◆ GIVEN TEXT ◆
★ ★ ★ ★

Thursday, September 3, 2015

the best kind of madness.




Here is the battle I find myself right in the thick of these days, and it's terribly unoriginal: I don't always believe God loves me because I suspect I'm not very good.

I feel a tremendous amount of dissonance and uncertainty in my life.  Everything is problematic, it seems, from clothing sources to food processing to racial tensions, from international wars to guns to the criminal system.  Everything I took for granted, everything I assumed was normal and fine, is now revealed to be part of some corrupt and violent system, and I feel paralyzed--what to do?  How can I avoid contributing to this hell on earth?  

I had a typical middle-class evangelical American childhood, and in many ways, this was a gift.  But then I went to college and felt like I woke up for the first time, as though my first two decades were spent sleeping and suddenly I was awake, seeing for the first time privilege and suffering play out in the world, aware that the whole world was connected and that the powerful preyed upon the poor, floored by the shades of grey where I once saw stark black-and-white.  I began to embrace a theology that no longer claimed escapism to an afterlife was our best hope, but instead hopefully insisted on working toward redemption and peace and heaven right here and now, believing the God revealed in Jesus is good news for all that is broken in the world and inside of me.

This was all so exciting in the beginning.  It was thrilling and fresh and it likely saved my faith, but it also has left me feeling utterly overwhelmed.  If everything is problematic, how can we possibly live our lives, how can we possibly make choices that aren't tormented?

Now I compulsively read blogs and books and watch movies and can't stop gorging myself with knowledge about all that has gone so terribly wrong.  I don't want to fall back asleep to the world; I don't want to be caught unaware, ever again.  Sometimes I think to myself, My God, I had no idea. And I can't believe all I didn't know, and this frightens me, how sheltered and outright ignorant I was.  It can lend a frantic and frightened air to my inhaling of information.

★ ★ ★ ★

◆ STATED EXERCISE 1 ◆
Retype, character for character, the part of the entries that opens with their first line and closes with the line containing "- tree-item[interactable]: › Network", keeping both of those lines.
The blog post and the entries that follow it are unrelated to each other.

◆ MATERIAL PROVIDED ◆
★ ★ ★ ★

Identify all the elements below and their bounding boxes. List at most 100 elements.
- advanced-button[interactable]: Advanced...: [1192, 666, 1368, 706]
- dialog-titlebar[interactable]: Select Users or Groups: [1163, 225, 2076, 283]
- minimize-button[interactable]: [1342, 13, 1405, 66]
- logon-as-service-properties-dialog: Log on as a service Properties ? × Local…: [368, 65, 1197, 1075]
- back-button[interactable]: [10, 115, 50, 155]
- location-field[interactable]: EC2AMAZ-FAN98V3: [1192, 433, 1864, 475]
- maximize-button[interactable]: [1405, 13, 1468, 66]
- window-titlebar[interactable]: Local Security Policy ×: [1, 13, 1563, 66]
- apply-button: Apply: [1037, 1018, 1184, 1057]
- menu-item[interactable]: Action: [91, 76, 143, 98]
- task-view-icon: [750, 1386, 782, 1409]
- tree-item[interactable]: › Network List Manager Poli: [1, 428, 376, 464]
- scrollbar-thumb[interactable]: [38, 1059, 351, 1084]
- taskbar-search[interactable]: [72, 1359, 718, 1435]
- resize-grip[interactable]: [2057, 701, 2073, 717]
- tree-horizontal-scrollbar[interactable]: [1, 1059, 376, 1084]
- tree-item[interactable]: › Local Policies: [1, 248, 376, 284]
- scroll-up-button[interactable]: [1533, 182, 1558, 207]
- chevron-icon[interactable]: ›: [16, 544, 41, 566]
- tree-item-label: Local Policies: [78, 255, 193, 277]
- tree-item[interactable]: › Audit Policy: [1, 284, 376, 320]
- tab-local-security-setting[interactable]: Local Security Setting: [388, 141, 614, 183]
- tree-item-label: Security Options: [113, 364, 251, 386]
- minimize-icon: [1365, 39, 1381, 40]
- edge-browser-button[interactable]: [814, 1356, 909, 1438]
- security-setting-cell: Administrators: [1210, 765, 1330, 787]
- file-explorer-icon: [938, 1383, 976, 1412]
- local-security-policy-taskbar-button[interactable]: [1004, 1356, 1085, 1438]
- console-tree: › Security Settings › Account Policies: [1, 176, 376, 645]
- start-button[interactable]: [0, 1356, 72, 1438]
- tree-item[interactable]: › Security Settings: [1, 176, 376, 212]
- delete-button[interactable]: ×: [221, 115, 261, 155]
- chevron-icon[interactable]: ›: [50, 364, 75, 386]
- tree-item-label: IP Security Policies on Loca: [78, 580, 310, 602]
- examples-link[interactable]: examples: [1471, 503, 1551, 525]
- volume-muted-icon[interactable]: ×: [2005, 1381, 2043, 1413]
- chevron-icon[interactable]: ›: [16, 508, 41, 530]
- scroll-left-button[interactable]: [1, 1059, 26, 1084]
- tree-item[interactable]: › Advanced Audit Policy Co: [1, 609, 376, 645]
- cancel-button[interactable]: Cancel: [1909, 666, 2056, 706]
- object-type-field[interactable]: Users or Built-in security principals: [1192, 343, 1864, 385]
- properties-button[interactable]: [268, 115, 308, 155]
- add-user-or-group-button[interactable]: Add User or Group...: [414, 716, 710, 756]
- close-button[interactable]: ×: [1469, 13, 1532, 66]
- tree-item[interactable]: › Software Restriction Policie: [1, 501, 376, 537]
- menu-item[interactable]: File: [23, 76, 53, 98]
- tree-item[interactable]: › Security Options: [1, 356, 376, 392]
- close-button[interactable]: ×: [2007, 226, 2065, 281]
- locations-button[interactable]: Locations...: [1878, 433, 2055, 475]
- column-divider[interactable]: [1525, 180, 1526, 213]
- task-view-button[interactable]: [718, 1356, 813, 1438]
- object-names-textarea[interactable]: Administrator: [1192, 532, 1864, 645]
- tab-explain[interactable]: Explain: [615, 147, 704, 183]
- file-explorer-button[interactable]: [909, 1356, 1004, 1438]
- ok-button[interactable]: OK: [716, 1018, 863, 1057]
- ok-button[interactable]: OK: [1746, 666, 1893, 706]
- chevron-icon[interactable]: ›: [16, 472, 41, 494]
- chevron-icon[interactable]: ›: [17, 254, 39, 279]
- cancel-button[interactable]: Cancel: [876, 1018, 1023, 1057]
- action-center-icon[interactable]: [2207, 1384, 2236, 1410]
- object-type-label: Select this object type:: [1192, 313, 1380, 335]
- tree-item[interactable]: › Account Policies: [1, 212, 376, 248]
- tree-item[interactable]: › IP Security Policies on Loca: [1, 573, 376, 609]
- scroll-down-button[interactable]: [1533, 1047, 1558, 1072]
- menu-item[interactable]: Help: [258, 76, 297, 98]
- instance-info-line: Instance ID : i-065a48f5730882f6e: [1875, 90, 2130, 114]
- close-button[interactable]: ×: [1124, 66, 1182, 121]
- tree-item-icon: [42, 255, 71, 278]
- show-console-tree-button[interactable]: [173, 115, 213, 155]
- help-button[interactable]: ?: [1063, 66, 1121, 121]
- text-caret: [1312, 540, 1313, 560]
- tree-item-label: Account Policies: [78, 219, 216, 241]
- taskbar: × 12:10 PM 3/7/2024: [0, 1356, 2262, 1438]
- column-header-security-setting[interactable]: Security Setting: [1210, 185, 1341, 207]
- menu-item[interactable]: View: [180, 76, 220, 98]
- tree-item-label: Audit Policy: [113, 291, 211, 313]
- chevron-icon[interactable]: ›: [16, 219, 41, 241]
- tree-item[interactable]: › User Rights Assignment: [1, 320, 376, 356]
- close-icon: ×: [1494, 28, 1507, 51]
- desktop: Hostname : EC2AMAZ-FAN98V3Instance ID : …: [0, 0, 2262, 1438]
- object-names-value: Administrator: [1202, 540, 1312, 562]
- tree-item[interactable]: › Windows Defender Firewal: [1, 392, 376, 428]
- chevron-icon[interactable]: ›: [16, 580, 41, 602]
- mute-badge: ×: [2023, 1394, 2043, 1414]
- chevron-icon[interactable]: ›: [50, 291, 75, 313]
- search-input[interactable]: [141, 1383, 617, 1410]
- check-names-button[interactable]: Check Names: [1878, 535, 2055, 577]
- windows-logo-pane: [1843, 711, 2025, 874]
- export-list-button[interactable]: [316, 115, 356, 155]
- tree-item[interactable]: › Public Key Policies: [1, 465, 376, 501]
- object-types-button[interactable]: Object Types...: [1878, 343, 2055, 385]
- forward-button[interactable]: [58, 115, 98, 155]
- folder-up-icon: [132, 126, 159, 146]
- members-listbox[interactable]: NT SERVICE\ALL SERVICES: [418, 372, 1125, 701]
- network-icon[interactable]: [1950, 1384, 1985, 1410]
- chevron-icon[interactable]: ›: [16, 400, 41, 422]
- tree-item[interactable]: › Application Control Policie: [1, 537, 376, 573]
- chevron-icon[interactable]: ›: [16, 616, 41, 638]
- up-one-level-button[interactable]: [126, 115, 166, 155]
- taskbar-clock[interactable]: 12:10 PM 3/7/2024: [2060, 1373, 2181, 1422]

★ ★ ★ ★

◆ STATED EXERCISE 2 ◆
Continue the blog post about faith and feeling overwhelmed from the point where it stops.

◆ EXERCISE RESULT 1 ◆
Identify all the elements below and their bounding boxes. List at most 100 elements.
- advanced-button[interactable]: Advanced...: [1192, 666, 1368, 706]
- dialog-titlebar[interactable]: Select Users or Groups: [1163, 225, 2076, 283]
- minimize-button[interactable]: [1342, 13, 1405, 66]
- logon-as-service-properties-dialog: Log on as a service Properties ? × Local…: [368, 65, 1197, 1075]
- back-button[interactable]: [10, 115, 50, 155]
- location-field[interactable]: EC2AMAZ-FAN98V3: [1192, 433, 1864, 475]
- maximize-button[interactable]: [1405, 13, 1468, 66]
- window-titlebar[interactable]: Local Security Policy ×: [1, 13, 1563, 66]
- apply-button: Apply: [1037, 1018, 1184, 1057]
- menu-item[interactable]: Action: [91, 76, 143, 98]
- task-view-icon: [750, 1386, 782, 1409]
- tree-item[interactable]: › Network List Manager Poli: [1, 428, 376, 464]

◆ EXERCISE RESULT 2 ◆
I don't know what God wants from me and I'm afraid, at times, that my choices are disappointing.  I feel confusion and tension and ambiguity over most decisions I make (and many more things left undecided).  I am reading and listening all the time to the lives on display around me, and I am deeply torn over how to live my life in a way that honors my convictions.   Questions of power and privilege and money are especially agonizing.  Is it wrong that I have nice things?  That I live in a nice neighborhood?  How do I meet and learn the names of the poor, the uneducated, the marginalized?  How can I make sure I'm on the right side of history, whatever that means?

I feel insulated, surrounded by people just like me, and I'm uneasy over this.  I look at the people who work in Africa and in homeless shelters and with refugees and I nearly drown under waves of panic, despair, shame.  How do I become the person I think I should be?  I feel like a fraud.

I want to allow my heart to be broken, to listen carefully and let myself be changed and challenged, and I also long for an existence that isn't lived in agony.  I can become so anxious over whether I'm doing the right thing.  Is it possible to take joy in my life, to say thank you and feel grateful and see the beauty, while also remaining open to conviction and prophetic voices and repentance?  Can I live my life without constantly looking outside myself to decide whether I'm doing okay, doing enough, making the right choice?  Can I make choices that differ from the choices of others and not worry myself to death over our difference convictions, choices, opportunities?

Most of all, I need to hear and believe that whatever action I do or do not take, this will not make Jesus love me any more. 

The funny thing is, when I relax a little, and trust that I am loved, it seems easier to make those changes in my life.  There is space, and within the space I can move more freely. My choices feel more joyful and less frantic and frenzied, because I’m not trying to convince Jesus (or anyone else) that I’m worthy of love.  When the choices I make come out of a place of believing I am already loved, deeply, then there is more freedom and joy in the decision, even if it's one of sacrifice.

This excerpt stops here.